■ JOB ■
The entries below should be transcribed in their entirety, exactly as written.

┄┄┄┄┄┄

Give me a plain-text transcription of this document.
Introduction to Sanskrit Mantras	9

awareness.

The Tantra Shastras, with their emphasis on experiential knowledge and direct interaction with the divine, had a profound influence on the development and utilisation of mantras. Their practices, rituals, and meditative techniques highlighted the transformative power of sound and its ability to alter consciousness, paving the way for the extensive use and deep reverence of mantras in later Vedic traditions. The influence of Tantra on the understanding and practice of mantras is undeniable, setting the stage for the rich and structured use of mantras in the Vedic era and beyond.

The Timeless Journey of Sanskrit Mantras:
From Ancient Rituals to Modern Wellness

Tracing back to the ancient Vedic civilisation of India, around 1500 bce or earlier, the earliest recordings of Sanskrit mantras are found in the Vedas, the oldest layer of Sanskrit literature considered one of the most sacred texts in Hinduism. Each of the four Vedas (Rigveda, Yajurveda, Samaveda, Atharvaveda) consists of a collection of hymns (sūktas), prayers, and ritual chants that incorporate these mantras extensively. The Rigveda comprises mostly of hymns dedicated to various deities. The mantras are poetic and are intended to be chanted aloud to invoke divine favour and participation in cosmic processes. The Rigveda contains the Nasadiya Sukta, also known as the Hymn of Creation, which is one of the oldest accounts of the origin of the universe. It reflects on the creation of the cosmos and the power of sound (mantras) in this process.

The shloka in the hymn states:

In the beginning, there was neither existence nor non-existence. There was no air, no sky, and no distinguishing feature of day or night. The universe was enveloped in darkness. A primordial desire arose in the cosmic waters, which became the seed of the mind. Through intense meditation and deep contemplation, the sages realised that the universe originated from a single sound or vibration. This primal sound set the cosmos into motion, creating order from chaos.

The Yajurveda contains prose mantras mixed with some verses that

┄┄┄┄┄┄

■ RESULT OF THE EXERCISE ■
Give me a plain-text transcription of this document.
Introduction to Sanskrit Mantras	9

awareness.

The Tantra Shastras, with their emphasis on experiential knowledge and direct interaction with the divine, had a profound influence on the development and utilisation of mantras. Their practices, rituals, and meditative techniques highlighted the transformative power of sound and its ability to alter consciousness, paving the way for the extensive use and deep reverence of mantras in later Vedic traditions. The influence of Tantra on the understanding and practice of mantras is undeniable, setting the stage for the rich and structured use of mantras in the Vedic era and beyond.

The Timeless Journey of Sanskrit Mantras:
From Ancient Rituals to Modern Wellness

Tracing back to the ancient Vedic civilisation of India, around 1500 bce or earlier, the earliest recordings of Sanskrit mantras are found in the Vedas, the oldest layer of Sanskrit literature considered one of the most sacred texts in Hinduism. Each of the four Vedas (Rigveda, Yajurveda, Samaveda, Atharvaveda) consists of a collection of hymns (sūktas), prayers, and ritual chants that incorporate these mantras extensively. The Rigveda comprises mostly of hymns dedicated to various deities. The mantras are poetic and are intended to be chanted aloud to invoke divine favour and participation in cosmic processes. The Rigveda contains the Nasadiya Sukta, also known as the Hymn of Creation, which is one of the oldest accounts of the origin of the universe. It reflects on the creation of the cosmos and the power of sound (mantras) in this process.

The shloka in the hymn states:

In the beginning, there was neither existence nor non-existence. There was no air, no sky, and no distinguishing feature of day or night. The universe was enveloped in darkness. A primordial desire arose in the cosmic waters, which became the seed of the mind. Through intense meditation and deep contemplation, the sages realised that the universe originated from a single sound or vibration. This primal sound set the cosmos into motion, creating order from chaos.

The Yajurveda contains prose mantras mixed with some verses that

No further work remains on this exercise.